EXERCISE DESCRIPTION =>
In the entries that follow, how many lines contain the word "this"? Answer with the number only.

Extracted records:
|---|
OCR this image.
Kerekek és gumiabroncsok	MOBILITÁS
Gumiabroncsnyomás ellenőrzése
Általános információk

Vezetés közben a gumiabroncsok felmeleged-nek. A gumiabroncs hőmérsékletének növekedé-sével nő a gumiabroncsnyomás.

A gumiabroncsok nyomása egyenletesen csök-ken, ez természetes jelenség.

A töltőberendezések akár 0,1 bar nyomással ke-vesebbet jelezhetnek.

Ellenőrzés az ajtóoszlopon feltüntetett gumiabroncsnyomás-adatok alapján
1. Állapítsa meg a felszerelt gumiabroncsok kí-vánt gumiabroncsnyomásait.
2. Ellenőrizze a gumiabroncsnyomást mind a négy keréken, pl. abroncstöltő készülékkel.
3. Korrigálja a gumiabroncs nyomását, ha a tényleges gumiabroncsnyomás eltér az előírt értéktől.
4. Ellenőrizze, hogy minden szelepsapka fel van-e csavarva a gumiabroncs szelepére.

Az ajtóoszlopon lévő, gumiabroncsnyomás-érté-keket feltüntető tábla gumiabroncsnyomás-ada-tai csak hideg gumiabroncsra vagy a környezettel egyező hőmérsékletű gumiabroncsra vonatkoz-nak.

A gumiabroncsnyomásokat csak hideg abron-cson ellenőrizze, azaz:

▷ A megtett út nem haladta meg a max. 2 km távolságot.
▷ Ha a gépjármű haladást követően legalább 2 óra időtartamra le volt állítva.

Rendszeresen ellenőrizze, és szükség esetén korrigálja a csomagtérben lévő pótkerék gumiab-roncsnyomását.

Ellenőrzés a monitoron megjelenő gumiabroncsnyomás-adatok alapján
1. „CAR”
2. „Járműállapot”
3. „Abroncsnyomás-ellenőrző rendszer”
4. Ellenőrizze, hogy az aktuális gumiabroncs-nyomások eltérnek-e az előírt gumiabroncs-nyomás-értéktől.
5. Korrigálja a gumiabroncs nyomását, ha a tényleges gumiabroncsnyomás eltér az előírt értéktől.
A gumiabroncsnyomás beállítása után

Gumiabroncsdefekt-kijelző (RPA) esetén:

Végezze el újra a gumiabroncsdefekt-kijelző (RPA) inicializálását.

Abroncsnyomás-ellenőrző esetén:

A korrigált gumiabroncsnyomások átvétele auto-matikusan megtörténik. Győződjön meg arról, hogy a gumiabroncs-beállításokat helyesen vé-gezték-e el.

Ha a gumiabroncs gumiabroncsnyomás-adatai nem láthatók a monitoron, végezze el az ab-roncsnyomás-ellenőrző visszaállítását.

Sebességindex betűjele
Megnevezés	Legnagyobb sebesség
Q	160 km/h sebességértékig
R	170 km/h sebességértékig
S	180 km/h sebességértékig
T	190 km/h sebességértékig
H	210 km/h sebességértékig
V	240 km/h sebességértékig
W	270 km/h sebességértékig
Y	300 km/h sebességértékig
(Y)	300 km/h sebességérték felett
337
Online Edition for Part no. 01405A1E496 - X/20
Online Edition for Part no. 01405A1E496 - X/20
|---|
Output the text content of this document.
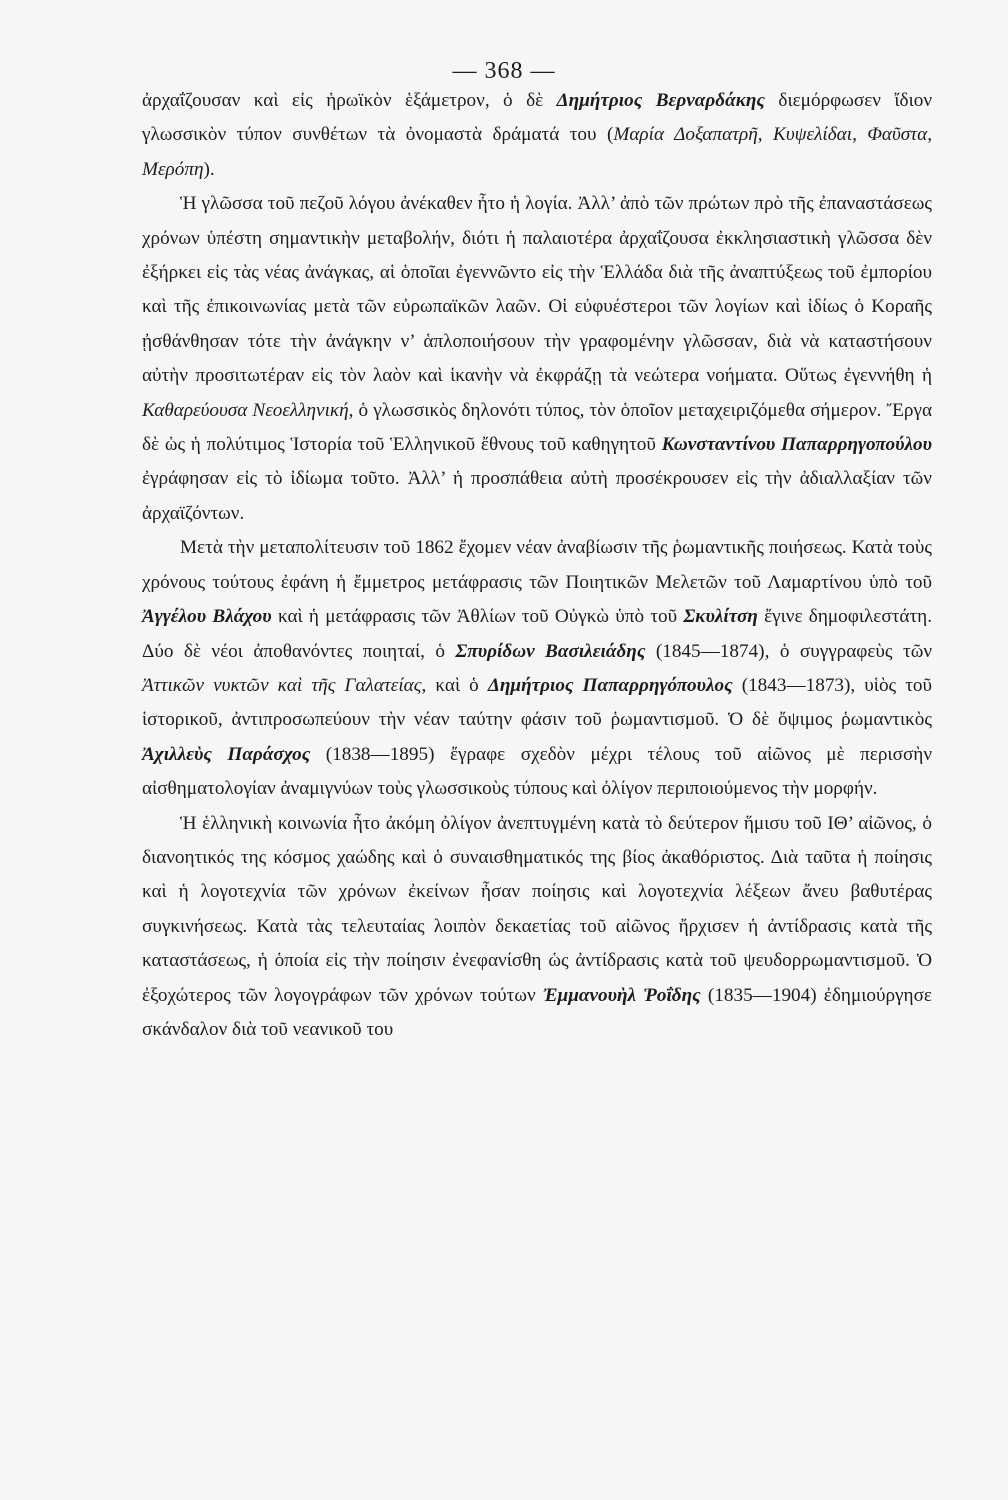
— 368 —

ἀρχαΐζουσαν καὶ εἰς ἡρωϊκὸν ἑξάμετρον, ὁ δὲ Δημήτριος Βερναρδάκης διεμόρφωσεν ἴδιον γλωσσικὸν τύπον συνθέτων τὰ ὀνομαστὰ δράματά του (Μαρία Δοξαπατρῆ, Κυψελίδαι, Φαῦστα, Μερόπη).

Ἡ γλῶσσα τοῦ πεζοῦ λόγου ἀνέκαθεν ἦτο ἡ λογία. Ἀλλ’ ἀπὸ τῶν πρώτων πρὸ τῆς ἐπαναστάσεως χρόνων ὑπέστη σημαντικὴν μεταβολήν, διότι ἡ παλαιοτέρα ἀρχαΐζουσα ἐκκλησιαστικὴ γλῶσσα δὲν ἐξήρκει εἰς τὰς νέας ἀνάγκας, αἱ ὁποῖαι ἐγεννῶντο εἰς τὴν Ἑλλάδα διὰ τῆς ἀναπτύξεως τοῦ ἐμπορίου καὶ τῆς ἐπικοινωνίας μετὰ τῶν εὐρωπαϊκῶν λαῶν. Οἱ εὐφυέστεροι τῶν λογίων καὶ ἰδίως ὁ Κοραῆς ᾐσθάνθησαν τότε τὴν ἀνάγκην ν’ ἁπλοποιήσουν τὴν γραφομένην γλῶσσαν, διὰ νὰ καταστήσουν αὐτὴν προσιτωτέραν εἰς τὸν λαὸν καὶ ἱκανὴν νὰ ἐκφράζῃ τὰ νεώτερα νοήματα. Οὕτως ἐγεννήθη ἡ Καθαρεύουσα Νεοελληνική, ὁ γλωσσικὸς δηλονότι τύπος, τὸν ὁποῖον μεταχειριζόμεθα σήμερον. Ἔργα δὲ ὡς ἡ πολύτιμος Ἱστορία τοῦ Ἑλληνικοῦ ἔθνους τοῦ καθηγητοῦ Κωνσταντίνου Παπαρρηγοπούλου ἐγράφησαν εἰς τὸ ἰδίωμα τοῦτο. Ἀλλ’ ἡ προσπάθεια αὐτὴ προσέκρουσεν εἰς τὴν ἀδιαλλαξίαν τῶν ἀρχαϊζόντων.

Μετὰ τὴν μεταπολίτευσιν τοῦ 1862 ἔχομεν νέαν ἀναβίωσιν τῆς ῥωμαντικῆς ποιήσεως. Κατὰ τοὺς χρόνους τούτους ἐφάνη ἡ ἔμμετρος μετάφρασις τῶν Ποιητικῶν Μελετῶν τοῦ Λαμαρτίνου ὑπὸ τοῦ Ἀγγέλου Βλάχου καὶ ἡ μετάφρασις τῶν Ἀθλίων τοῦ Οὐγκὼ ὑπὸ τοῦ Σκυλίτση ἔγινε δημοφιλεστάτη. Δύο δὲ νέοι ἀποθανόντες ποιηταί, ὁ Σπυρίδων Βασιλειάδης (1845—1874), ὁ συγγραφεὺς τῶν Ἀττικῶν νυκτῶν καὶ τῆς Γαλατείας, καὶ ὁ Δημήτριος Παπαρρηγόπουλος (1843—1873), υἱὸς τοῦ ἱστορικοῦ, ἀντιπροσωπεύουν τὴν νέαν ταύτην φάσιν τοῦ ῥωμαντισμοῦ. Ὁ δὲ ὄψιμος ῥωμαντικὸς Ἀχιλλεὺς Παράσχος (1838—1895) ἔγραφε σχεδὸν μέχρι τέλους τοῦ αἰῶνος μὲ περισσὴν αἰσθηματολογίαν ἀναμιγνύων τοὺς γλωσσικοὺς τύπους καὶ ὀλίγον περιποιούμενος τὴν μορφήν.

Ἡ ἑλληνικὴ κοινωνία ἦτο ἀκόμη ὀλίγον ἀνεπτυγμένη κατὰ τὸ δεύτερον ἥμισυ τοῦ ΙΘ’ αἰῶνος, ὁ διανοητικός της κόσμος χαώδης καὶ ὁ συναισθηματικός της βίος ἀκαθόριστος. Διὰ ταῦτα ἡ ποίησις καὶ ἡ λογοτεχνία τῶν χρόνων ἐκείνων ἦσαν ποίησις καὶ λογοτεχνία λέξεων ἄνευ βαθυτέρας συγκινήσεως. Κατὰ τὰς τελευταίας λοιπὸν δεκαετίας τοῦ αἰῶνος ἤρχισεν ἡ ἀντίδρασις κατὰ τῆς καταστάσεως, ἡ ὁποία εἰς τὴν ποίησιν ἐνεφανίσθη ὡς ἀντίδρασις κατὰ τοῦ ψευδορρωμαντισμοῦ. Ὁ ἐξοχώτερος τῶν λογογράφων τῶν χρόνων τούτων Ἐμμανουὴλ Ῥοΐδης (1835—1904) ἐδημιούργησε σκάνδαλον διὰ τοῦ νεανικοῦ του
|---|
WRITTEN REPLY =>
2